» **WHAT TO DO**: Copy all of the data below word for word, leaving the pictures out of your answer.

» **RECORDS FOR THIS TASK**:
* START *
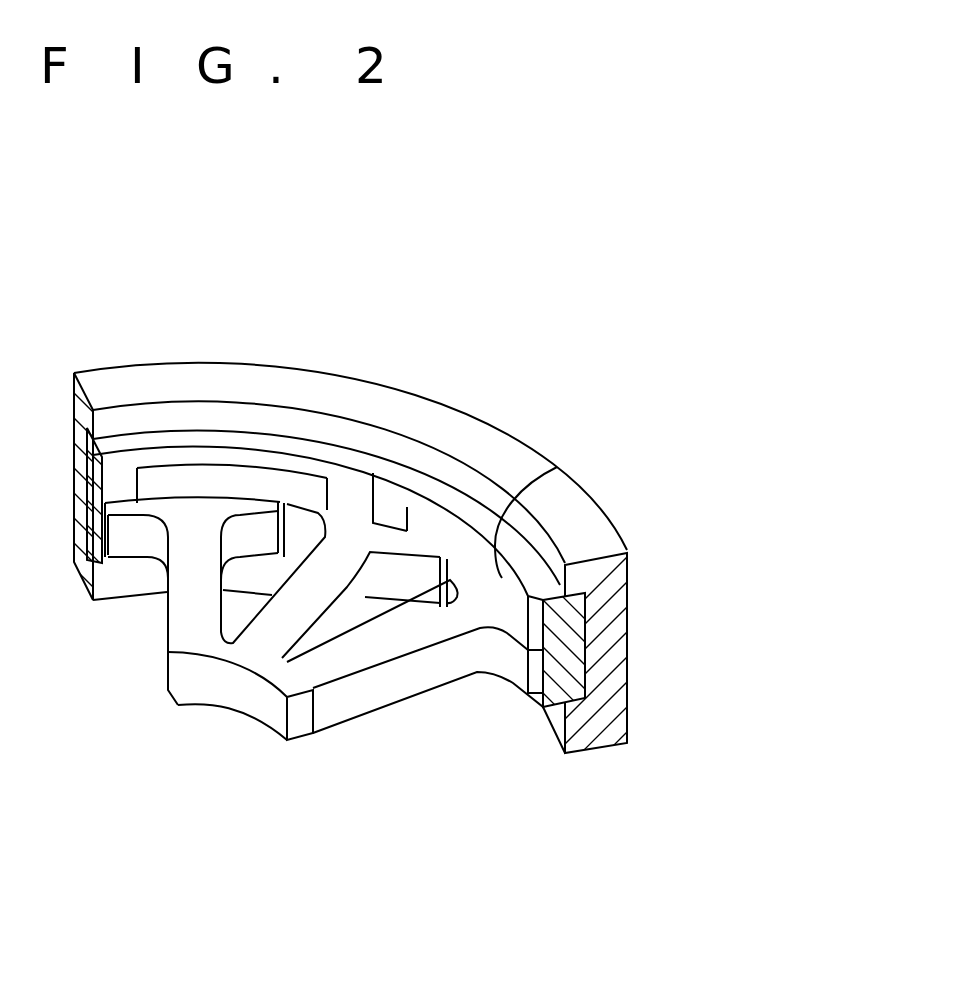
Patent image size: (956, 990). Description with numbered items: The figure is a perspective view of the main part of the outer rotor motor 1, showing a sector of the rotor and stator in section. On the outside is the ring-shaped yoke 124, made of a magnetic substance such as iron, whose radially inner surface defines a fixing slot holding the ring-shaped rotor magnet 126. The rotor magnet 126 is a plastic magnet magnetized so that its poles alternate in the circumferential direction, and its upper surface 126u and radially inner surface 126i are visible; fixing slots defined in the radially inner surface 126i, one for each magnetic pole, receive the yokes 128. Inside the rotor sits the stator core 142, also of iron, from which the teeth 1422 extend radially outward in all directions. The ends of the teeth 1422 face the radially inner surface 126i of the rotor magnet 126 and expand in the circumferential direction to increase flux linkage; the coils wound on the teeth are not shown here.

The outer rotor motor 1 is at (470, 412).
The yoke 124 is at (592, 538).
The rotor magnet 126 is at (547, 590).
The upper surface of inner ring 126u is at (220, 437).
The radially inner surface 126i is at (395, 500).
The yoke 128 is at (556, 469).
The stator core 142 is at (243, 705).
The teeth 1422 is at (377, 692).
* END *
» **ANSWER BELOW**:
Patent image size: (956, 990). Description with numbered items: The figure is a perspective view of the main part of the outer rotor motor 1, showing a sector of the rotor and stator in section. On the outside is the ring-shaped yoke 124, made of a magnetic substance such as iron, whose radially inner surface defines a fixing slot holding the ring-shaped rotor magnet 126. The rotor magnet 126 is a plastic magnet magnetized so that its poles alternate in the circumferential direction, and its upper surface 126u and radially inner surface 126i are visible; fixing slots defined in the radially inner surface 126i, one for each magnetic pole, receive the yokes 128. Inside the rotor sits the stator core 142, also of iron, from which the teeth 1422 extend radially outward in all directions. The ends of the teeth 1422 face the radially inner surface 126i of the rotor magnet 126 and expand in the circumferential direction to increase flux linkage; the coils wound on the teeth are not shown here.

The outer rotor motor 1 is at (470, 412).
The yoke 124 is at (592, 538).
The rotor magnet 126 is at (547, 590).
The upper surface of inner ring 126u is at (220, 437).
The radially inner surface 126i is at (395, 500).
The yoke 128 is at (556, 469).
The stator core 142 is at (243, 705).
The teeth 1422 is at (377, 692).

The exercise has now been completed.